**** Task input

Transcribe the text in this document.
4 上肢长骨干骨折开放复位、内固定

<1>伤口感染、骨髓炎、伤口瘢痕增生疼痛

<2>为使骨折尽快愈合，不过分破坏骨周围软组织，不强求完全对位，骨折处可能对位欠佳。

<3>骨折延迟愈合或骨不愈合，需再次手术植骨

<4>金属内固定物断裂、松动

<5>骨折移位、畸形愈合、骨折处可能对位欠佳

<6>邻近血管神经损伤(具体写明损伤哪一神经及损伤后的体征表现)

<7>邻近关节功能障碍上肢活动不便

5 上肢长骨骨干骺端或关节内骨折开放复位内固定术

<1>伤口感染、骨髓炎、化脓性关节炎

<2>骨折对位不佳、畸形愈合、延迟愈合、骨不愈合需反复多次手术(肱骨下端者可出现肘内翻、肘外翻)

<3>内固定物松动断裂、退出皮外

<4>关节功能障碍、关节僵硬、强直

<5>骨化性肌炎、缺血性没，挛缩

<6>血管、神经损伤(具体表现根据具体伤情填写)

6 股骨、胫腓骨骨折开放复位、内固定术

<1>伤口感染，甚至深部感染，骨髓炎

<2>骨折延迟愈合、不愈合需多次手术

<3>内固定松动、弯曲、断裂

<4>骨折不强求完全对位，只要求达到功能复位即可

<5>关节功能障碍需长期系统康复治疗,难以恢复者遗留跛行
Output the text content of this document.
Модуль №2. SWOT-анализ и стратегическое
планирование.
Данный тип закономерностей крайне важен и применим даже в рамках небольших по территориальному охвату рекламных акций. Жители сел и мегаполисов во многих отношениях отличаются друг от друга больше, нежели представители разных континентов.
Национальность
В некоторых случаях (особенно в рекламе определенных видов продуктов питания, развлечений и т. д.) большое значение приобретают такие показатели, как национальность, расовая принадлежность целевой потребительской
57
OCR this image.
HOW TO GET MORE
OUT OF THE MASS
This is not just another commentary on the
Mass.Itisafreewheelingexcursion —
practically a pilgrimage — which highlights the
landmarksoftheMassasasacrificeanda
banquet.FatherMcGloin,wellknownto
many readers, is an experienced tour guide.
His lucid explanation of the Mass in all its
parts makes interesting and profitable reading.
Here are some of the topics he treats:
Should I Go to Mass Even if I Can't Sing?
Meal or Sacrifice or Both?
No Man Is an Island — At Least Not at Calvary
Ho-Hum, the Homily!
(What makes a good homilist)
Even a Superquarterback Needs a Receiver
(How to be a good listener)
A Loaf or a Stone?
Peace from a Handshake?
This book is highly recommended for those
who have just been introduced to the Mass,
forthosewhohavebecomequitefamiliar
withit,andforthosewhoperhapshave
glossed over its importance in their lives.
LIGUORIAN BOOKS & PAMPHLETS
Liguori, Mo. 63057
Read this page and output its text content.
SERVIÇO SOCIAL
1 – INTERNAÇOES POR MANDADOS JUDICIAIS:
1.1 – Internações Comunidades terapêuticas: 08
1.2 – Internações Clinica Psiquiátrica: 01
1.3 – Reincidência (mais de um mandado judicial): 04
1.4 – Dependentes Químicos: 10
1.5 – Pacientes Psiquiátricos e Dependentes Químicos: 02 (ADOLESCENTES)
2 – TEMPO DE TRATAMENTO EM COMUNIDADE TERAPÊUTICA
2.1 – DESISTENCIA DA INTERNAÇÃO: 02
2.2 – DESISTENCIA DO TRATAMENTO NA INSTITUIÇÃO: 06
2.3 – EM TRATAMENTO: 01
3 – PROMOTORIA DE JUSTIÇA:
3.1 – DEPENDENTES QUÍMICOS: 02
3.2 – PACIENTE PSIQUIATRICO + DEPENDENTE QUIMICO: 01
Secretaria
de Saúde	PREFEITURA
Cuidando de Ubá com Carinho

********

* **Exercise requirements**:
Write out every line of the entries that holds the word "Even".

* **In response**:
Should I Go to Mass Even if I Can't Sing?
Even a Superquarterback Needs a Receiver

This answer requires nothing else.